■ **GIVEN TASK**
In the listing below, identify each line with the word "this" and return those lines.

--

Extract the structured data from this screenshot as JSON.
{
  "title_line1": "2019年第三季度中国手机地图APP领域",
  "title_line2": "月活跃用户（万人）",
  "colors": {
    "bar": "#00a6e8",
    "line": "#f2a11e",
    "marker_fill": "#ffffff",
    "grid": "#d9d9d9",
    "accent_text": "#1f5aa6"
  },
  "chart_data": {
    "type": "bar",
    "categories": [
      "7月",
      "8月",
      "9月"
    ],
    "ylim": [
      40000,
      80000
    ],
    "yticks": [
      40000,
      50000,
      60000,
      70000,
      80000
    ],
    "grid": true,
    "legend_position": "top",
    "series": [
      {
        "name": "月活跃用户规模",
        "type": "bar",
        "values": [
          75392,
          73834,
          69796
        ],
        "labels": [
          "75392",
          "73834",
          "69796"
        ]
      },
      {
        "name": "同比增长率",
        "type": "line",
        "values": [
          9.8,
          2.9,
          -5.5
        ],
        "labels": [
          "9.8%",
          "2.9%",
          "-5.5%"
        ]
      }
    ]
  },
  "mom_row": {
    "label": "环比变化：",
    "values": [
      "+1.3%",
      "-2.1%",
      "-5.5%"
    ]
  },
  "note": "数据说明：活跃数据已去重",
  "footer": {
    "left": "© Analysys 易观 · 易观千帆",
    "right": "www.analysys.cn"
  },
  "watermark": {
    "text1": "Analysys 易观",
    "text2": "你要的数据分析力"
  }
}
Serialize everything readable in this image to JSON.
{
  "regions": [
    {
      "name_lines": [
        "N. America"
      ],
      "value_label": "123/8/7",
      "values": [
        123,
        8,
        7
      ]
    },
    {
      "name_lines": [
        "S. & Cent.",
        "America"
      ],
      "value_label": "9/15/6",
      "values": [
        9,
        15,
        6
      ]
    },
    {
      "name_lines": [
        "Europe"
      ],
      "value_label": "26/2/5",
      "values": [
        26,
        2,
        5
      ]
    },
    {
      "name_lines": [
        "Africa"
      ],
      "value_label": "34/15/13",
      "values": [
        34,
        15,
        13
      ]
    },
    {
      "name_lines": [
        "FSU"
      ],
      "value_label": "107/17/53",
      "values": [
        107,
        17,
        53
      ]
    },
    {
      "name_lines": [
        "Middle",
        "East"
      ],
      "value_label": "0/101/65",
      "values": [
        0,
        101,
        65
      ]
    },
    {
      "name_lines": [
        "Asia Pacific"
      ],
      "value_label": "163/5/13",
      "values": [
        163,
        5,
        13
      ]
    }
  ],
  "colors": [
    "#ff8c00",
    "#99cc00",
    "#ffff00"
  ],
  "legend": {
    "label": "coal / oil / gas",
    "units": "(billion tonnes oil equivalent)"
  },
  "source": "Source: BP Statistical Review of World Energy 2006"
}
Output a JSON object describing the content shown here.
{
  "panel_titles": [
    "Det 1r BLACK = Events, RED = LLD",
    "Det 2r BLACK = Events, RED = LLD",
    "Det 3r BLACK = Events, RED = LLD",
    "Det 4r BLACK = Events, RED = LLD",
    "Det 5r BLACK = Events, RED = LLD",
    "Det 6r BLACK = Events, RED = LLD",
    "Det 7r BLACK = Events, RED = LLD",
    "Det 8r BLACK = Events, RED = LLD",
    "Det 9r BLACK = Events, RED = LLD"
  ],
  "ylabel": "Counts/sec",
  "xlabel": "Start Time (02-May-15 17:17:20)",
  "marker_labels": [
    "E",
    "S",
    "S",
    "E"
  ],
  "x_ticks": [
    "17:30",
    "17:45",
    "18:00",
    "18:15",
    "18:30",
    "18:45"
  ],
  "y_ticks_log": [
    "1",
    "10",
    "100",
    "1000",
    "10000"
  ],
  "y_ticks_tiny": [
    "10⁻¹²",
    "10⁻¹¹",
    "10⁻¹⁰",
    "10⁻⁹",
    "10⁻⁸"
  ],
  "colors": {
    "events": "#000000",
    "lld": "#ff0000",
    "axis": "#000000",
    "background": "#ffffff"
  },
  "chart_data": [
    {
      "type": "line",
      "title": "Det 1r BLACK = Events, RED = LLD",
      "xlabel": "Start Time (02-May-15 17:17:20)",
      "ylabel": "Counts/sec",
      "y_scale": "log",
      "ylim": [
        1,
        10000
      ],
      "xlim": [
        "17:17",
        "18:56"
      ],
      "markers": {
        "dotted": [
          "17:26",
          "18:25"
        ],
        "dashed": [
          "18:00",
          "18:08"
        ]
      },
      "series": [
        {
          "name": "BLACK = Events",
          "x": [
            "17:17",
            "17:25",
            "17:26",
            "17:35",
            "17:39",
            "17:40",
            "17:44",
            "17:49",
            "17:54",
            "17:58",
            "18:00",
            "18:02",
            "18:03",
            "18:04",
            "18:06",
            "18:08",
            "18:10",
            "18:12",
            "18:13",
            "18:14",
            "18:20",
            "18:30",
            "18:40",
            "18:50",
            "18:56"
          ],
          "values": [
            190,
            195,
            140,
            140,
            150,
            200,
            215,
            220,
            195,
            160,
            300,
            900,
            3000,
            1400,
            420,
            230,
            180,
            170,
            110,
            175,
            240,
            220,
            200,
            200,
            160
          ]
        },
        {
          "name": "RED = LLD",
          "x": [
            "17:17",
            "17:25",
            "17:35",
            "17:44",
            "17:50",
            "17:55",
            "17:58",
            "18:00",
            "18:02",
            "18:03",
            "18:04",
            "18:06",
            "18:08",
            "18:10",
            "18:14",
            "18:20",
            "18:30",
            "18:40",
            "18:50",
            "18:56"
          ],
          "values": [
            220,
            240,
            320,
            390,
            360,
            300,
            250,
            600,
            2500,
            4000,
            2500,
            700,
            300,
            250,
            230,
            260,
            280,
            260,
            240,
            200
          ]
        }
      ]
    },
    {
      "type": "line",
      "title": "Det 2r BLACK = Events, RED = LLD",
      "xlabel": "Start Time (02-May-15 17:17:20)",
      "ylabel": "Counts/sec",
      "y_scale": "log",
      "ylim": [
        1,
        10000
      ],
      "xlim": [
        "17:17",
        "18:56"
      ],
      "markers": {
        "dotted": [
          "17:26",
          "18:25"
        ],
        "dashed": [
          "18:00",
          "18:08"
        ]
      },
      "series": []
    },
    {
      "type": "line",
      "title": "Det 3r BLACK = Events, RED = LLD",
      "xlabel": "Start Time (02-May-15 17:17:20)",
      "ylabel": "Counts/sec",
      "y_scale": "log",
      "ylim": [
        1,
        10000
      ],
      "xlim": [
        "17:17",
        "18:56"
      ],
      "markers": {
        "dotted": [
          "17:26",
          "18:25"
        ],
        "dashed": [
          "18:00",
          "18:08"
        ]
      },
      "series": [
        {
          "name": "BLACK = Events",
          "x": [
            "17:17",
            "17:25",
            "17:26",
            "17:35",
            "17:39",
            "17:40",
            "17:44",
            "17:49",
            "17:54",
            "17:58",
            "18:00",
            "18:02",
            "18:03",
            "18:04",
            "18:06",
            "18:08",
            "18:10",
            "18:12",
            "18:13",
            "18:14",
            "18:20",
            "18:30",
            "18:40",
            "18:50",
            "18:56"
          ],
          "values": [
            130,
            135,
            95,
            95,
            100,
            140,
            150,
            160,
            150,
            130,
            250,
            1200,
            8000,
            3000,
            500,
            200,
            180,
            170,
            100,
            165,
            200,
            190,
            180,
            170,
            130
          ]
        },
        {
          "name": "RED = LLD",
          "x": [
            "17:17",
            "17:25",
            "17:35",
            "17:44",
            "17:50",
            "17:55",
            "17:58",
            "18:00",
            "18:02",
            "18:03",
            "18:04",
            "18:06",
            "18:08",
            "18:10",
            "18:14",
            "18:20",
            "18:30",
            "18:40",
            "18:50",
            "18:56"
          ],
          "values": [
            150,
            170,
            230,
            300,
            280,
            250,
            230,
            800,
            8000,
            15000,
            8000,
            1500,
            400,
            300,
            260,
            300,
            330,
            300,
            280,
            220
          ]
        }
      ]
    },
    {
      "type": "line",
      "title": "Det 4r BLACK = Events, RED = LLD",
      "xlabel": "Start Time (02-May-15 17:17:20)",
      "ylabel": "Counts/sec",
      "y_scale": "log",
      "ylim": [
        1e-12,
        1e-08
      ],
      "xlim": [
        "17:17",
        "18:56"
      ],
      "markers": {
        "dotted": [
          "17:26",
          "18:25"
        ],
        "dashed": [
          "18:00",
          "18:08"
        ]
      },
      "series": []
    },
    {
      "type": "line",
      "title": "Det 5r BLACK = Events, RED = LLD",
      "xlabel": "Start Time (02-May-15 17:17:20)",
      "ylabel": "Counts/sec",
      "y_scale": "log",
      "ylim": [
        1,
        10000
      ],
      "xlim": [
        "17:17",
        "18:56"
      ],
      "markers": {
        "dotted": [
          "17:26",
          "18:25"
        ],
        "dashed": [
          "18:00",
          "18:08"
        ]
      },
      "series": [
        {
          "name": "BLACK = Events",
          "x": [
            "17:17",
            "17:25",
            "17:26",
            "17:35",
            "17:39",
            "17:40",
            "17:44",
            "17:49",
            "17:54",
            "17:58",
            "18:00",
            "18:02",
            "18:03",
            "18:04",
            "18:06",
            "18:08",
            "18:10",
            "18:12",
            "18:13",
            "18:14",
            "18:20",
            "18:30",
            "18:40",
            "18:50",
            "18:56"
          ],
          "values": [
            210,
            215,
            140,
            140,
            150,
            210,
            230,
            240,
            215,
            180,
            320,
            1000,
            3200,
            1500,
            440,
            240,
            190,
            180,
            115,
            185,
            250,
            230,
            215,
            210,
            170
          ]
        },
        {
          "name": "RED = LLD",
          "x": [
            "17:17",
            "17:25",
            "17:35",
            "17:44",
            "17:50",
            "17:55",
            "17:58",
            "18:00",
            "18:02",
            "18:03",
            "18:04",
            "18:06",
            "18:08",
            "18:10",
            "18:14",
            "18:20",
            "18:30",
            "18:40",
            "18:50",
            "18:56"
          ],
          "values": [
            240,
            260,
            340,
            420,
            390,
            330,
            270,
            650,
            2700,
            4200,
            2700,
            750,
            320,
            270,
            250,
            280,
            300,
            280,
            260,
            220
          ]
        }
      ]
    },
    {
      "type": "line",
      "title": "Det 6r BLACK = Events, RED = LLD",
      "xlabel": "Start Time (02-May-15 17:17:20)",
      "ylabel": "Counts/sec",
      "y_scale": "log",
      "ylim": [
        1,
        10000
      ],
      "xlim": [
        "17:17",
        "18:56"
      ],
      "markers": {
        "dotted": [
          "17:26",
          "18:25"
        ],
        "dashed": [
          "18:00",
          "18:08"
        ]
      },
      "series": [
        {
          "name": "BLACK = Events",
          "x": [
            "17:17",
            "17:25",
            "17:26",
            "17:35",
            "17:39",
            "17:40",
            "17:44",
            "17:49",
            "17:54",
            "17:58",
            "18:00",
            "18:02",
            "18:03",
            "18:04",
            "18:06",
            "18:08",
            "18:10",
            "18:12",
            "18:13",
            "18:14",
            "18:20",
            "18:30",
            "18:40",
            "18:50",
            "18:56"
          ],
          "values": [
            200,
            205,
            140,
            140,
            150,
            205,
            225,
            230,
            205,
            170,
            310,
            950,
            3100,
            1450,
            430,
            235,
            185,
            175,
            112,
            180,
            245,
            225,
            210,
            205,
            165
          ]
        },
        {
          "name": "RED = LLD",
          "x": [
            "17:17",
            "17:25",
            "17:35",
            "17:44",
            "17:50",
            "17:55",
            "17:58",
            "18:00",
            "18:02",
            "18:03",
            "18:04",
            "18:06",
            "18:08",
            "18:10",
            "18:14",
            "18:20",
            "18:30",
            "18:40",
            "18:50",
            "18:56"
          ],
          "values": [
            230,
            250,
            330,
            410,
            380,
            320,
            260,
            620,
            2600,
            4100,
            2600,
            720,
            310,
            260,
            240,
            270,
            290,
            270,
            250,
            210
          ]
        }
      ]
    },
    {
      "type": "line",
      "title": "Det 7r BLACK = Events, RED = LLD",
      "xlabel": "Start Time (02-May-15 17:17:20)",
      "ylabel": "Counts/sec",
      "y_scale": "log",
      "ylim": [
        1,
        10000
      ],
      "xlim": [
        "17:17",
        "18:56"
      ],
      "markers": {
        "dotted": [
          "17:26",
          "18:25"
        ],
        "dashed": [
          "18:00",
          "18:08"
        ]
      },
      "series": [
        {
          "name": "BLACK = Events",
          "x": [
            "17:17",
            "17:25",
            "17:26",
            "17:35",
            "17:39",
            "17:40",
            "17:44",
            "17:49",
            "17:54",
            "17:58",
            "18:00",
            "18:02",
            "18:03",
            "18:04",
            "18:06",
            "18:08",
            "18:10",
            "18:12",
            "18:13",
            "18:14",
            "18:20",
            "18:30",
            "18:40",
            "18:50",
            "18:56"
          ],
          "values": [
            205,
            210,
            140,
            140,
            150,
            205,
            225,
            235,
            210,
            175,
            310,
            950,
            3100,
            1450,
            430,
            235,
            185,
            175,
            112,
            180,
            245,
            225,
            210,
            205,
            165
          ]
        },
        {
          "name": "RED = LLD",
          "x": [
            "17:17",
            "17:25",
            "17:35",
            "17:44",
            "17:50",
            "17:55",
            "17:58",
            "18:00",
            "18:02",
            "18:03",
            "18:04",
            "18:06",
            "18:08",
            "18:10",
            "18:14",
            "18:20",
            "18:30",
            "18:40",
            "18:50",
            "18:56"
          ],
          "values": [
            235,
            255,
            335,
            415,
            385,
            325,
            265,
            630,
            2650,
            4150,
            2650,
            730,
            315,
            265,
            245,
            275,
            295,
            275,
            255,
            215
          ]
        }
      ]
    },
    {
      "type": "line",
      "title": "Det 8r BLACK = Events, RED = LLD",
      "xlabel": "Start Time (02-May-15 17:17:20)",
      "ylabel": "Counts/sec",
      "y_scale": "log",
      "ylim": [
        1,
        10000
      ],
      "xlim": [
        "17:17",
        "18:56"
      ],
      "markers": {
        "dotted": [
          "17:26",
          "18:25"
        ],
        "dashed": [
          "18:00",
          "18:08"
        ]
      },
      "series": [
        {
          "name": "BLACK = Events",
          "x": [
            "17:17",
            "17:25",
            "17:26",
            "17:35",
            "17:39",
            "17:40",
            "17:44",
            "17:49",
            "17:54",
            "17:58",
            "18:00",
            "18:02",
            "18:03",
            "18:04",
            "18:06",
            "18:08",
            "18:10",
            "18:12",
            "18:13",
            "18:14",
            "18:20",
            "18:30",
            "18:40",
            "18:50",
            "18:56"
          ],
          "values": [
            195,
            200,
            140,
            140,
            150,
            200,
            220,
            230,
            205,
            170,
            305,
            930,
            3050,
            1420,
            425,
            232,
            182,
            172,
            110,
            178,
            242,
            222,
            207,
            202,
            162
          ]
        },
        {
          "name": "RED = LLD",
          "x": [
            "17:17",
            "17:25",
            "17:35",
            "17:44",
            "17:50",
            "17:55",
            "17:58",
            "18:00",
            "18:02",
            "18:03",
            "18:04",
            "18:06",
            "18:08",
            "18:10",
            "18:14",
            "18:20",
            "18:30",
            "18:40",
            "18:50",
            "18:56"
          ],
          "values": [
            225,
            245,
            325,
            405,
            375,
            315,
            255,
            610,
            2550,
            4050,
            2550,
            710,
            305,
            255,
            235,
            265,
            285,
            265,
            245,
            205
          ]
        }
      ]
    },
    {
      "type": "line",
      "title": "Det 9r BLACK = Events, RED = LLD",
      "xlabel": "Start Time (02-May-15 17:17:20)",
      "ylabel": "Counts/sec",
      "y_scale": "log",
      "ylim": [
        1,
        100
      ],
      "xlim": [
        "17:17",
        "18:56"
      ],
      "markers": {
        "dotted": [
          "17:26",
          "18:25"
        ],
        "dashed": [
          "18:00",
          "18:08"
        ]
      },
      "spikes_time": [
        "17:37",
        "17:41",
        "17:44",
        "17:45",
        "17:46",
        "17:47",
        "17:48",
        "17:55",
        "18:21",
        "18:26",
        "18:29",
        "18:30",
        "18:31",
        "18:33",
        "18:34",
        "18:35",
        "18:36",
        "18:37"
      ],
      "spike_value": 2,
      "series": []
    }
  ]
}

--

■ **WRITTEN ANSWER**
Extract the structured data from this screenshot as JSON.
Serialize everything readable in this image to JSON.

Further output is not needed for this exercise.